**Your instructions:** Transcribe the entries below exactly; leave every image out.

**Data records:**
** START **

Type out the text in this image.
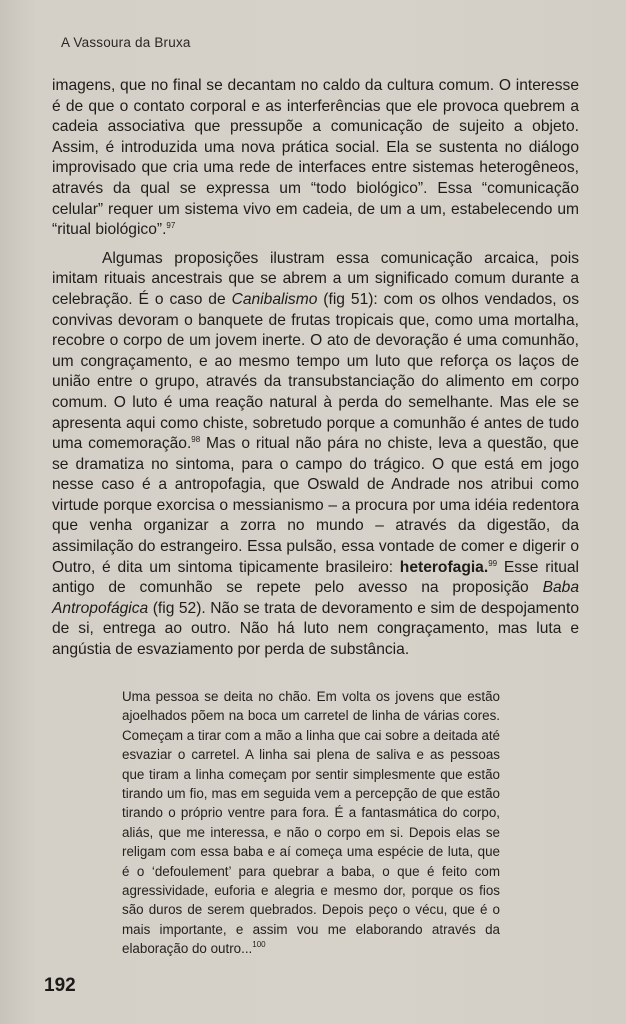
A Vassoura da Bruxa

imagens, que no final se decantam no caldo da cultura comum. O interesse é de que o contato corporal e as interferências que ele provoca quebrem a cadeia associativa que pressupõe a comunicação de sujeito a objeto. Assim, é introduzida uma nova prática social. Ela se sustenta no diálogo improvisado que cria uma rede de interfaces entre sistemas heterogêneos, através da qual se expressa um “todo biológico”. Essa “comunicação celular” requer um sistema vivo em cadeia, de um a um, estabelecendo um “ritual biológico”.$^{97}$

Algumas proposições ilustram essa comunicação arcaica, pois imitam rituais ancestrais que se abrem a um significado comum durante a celebração. É o caso de Canibalismo (fig 51): com os olhos vendados, os convivas devoram o banquete de frutas tropicais que, como uma mortalha, recobre o corpo de um jovem inerte. O ato de devoração é uma comunhão, um congraçamento, e ao mesmo tempo um luto que reforça os laços de união entre o grupo, através da transubstanciação do alimento em corpo comum. O luto é uma reação natural à perda do semelhante. Mas ele se apresenta aqui como chiste, sobretudo porque a comunhão é antes de tudo uma comemoração.$^{98}$ Mas o ritual não pára no chiste, leva a questão, que se dramatiza no sintoma, para o campo do trágico. O que está em jogo nesse caso é a antropofagia, que Oswald de Andrade nos atribui como virtude porque exorcisa o messianismo – a procura por uma idéia redentora que venha organizar a zorra no mundo – através da digestão, da assimilação do estrangeiro. Essa pulsão, essa vontade de comer e digerir o Outro, é dita um sintoma tipicamente brasileiro: heterofagia.$^{99}$ Esse ritual antigo de comunhão se repete pelo avesso na proposição Baba Antropofágica (fig 52). Não se trata de devoramento e sim de despojamento de si, entrega ao outro. Não há luto nem congraçamento, mas luta e angústia de esvaziamento por perda de substância.

Uma pessoa se deita no chão. Em volta os jovens que estão ajoelhados põem na boca um carretel de linha de várias cores. Começam a tirar com a mão a linha que cai sobre a deitada até esvaziar o carretel. A linha sai plena de saliva e as pessoas que tiram a linha começam por sentir simplesmente que estão tirando um fio, mas em seguida vem a percepção de que estão tirando o próprio ventre para fora. É a fantasmática do corpo, aliás, que me interessa, e não o corpo em si. Depois elas se religam com essa baba e aí começa uma espécie de luta, que é o ‘defoulement’ para quebrar a baba, o que é feito com agressividade, euforia e alegria e mesmo dor, porque os fios são duros de serem quebrados. Depois peço o vécu, que é o mais importante, e assim vou me elaborando através da elaboração do outro...$^{100}$

192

** END **

**Result below:**
Type out the text in this image.
A Vassoura da Bruxa

imagens, que no final se decantam no caldo da cultura comum. O interesse é de que o contato corporal e as interferências que ele provoca quebrem a cadeia associativa que pressupõe a comunicação de sujeito a objeto. Assim, é introduzida uma nova prática social. Ela se sustenta no diálogo improvisado que cria uma rede de interfaces entre sistemas heterogêneos, através da qual se expressa um “todo biológico”. Essa “comunicação celular” requer um sistema vivo em cadeia, de um a um, estabelecendo um “ritual biológico”.$^{97}$

Algumas proposições ilustram essa comunicação arcaica, pois imitam rituais ancestrais que se abrem a um significado comum durante a celebração. É o caso de Canibalismo (fig 51): com os olhos vendados, os convivas devoram o banquete de frutas tropicais que, como uma mortalha, recobre o corpo de um jovem inerte. O ato de devoração é uma comunhão, um congraçamento, e ao mesmo tempo um luto que reforça os laços de união entre o grupo, através da transubstanciação do alimento em corpo comum. O luto é uma reação natural à perda do semelhante. Mas ele se apresenta aqui como chiste, sobretudo porque a comunhão é antes de tudo uma comemoração.$^{98}$ Mas o ritual não pára no chiste, leva a questão, que se dramatiza no sintoma, para o campo do trágico. O que está em jogo nesse caso é a antropofagia, que Oswald de Andrade nos atribui como virtude porque exorcisa o messianismo – a procura por uma idéia redentora que venha organizar a zorra no mundo – através da digestão, da assimilação do estrangeiro. Essa pulsão, essa vontade de comer e digerir o Outro, é dita um sintoma tipicamente brasileiro: heterofagia.$^{99}$ Esse ritual antigo de comunhão se repete pelo avesso na proposição Baba Antropofágica (fig 52). Não se trata de devoramento e sim de despojamento de si, entrega ao outro. Não há luto nem congraçamento, mas luta e angústia de esvaziamento por perda de substância.

Uma pessoa se deita no chão. Em volta os jovens que estão ajoelhados põem na boca um carretel de linha de várias cores. Começam a tirar com a mão a linha que cai sobre a deitada até esvaziar o carretel. A linha sai plena de saliva e as pessoas que tiram a linha começam por sentir simplesmente que estão tirando um fio, mas em seguida vem a percepção de que estão tirando o próprio ventre para fora. É a fantasmática do corpo, aliás, que me interessa, e não o corpo em si. Depois elas se religam com essa baba e aí começa uma espécie de luta, que é o ‘defoulement’ para quebrar a baba, o que é feito com agressividade, euforia e alegria e mesmo dor, porque os fios são duros de serem quebrados. Depois peço o vécu, que é o mais importante, e assim vou me elaborando através da elaboração do outro...$^{100}$

192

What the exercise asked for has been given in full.